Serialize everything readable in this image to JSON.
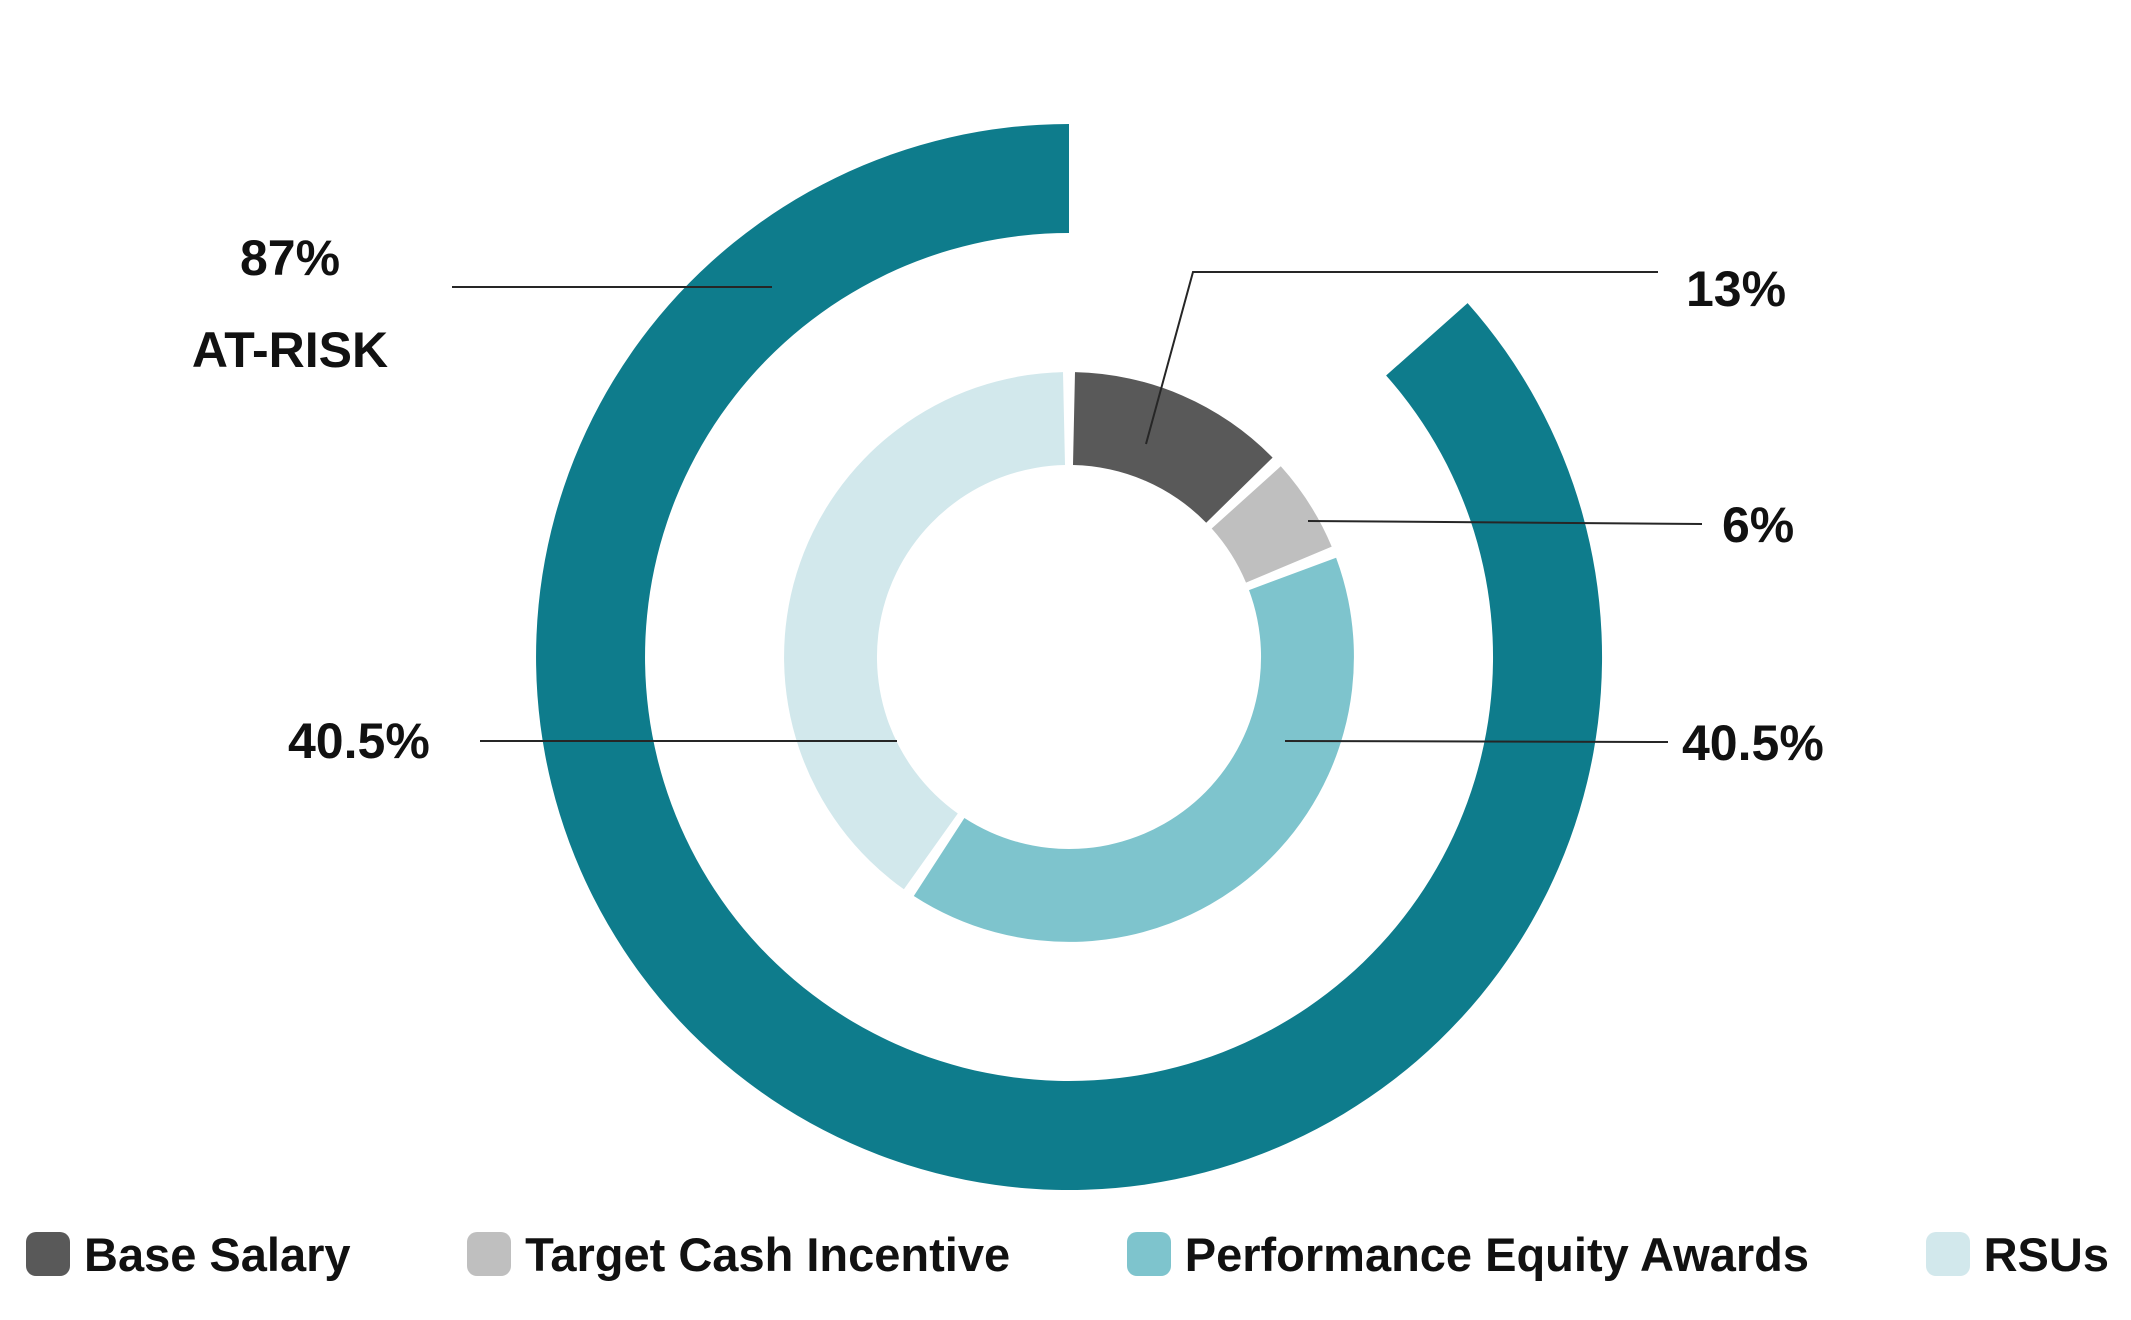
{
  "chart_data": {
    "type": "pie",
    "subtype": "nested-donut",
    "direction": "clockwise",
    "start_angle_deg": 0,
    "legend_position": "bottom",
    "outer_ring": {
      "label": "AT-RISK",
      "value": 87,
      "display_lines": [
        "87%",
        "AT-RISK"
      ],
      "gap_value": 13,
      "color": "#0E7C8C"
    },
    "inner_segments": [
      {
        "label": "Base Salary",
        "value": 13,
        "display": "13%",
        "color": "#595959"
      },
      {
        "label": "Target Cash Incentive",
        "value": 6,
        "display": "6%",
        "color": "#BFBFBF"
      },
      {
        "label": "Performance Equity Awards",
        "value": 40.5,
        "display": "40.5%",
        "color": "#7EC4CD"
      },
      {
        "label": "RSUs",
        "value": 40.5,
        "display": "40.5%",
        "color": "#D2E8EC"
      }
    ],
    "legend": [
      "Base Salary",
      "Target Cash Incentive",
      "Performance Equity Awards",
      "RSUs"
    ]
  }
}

_ _ _ _ _ _ _

Without the pictures, return all the records precisely as they stand.

Serialize everything readable in this image to JSON.
{
  "chart_data": {
    "type": "pie",
    "subtype": "nested-donut",
    "direction": "clockwise",
    "start_angle_deg": 0,
    "legend_position": "bottom",
    "outer_ring": {
      "label": "AT-RISK",
      "value": 87,
      "display_lines": [
        "87%",
        "AT-RISK"
      ],
      "gap_value": 13,
      "color": "#0E7C8C"
    },
    "inner_segments": [
      {
        "label": "Base Salary",
        "value": 13,
        "display": "13%",
        "color": "#595959"
      },
      {
        "label": "Target Cash Incentive",
        "value": 6,
        "display": "6%",
        "color": "#BFBFBF"
      },
      {
        "label": "Performance Equity Awards",
        "value": 40.5,
        "display": "40.5%",
        "color": "#7EC4CD"
      },
      {
        "label": "RSUs",
        "value": 40.5,
        "display": "40.5%",
        "color": "#D2E8EC"
      }
    ],
    "legend": [
      "Base Salary",
      "Target Cash Incentive",
      "Performance Equity Awards",
      "RSUs"
    ]
  }
}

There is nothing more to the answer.